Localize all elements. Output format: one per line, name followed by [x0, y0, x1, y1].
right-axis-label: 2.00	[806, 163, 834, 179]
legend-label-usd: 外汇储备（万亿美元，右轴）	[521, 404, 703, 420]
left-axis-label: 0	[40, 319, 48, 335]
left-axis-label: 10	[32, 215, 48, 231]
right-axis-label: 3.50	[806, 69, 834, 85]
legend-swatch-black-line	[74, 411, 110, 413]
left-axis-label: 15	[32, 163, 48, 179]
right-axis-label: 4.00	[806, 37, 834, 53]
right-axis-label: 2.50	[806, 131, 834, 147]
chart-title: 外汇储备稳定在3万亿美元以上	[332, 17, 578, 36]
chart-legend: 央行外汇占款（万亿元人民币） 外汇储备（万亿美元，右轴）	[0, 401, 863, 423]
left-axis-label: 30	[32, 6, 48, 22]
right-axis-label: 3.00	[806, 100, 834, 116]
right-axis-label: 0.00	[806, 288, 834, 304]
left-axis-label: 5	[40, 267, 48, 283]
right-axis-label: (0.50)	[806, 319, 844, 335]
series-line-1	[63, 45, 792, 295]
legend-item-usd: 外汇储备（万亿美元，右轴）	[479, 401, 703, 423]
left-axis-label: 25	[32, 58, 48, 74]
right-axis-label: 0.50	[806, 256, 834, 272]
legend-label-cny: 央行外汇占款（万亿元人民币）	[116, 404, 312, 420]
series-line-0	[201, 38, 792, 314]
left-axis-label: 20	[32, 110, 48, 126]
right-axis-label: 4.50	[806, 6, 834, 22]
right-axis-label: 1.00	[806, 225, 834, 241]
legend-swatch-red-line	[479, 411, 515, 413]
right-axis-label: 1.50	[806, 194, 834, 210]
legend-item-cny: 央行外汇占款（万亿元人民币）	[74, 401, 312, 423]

════

AIM → Rewrite the data above with every instance of "right-axis-label" swapped for "secondary-axis-label", keeping everything else the same.

RESULT FOR THIS TASK →
Localize all elements. Output format: one per line, name followed by [x0, y0, x1, y1].
secondary-axis-label: 2.00	[806, 163, 834, 179]
legend-label-usd: 外汇储备（万亿美元，右轴）	[521, 404, 703, 420]
left-axis-label: 0	[40, 319, 48, 335]
left-axis-label: 10	[32, 215, 48, 231]
secondary-axis-label: 3.50	[806, 69, 834, 85]
legend-swatch-black-line	[74, 411, 110, 413]
left-axis-label: 15	[32, 163, 48, 179]
secondary-axis-label: 4.00	[806, 37, 834, 53]
secondary-axis-label: 2.50	[806, 131, 834, 147]
chart-title: 外汇储备稳定在3万亿美元以上	[332, 17, 578, 36]
chart-legend: 央行外汇占款（万亿元人民币） 外汇储备（万亿美元，右轴）	[0, 401, 863, 423]
left-axis-label: 30	[32, 6, 48, 22]
secondary-axis-label: 3.00	[806, 100, 834, 116]
secondary-axis-label: 0.00	[806, 288, 834, 304]
left-axis-label: 5	[40, 267, 48, 283]
secondary-axis-label: (0.50)	[806, 319, 844, 335]
series-line-1	[63, 45, 792, 295]
legend-item-usd: 外汇储备（万亿美元，右轴）	[479, 401, 703, 423]
left-axis-label: 25	[32, 58, 48, 74]
secondary-axis-label: 0.50	[806, 256, 834, 272]
legend-label-cny: 央行外汇占款（万亿元人民币）	[116, 404, 312, 420]
series-line-0	[201, 38, 792, 314]
left-axis-label: 20	[32, 110, 48, 126]
secondary-axis-label: 4.50	[806, 6, 834, 22]
secondary-axis-label: 1.00	[806, 225, 834, 241]
legend-swatch-red-line	[479, 411, 515, 413]
secondary-axis-label: 1.50	[806, 194, 834, 210]
legend-item-cny: 央行外汇占款（万亿元人民币）	[74, 401, 312, 423]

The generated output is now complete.